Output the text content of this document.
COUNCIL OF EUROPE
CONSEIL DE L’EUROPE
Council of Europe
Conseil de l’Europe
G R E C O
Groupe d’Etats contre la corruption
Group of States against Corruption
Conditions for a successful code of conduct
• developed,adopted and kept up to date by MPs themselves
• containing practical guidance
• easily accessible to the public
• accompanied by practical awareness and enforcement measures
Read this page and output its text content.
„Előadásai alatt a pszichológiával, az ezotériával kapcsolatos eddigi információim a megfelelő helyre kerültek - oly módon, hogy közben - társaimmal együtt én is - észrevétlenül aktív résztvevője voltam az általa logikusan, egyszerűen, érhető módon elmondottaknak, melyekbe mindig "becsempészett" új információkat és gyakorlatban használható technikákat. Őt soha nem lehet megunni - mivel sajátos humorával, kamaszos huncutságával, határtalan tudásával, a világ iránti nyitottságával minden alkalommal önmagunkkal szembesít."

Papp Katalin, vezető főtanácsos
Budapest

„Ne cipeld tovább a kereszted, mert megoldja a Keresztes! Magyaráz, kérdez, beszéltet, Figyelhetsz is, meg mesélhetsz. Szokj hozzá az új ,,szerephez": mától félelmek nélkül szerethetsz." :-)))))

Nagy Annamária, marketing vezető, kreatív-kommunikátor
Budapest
-*-
**SET PROBLEM**
Take each line of the material that contains the word "this" and list it.

**EXERCISE RESULT**
Output the text content of this document.
Read this page and output its text content.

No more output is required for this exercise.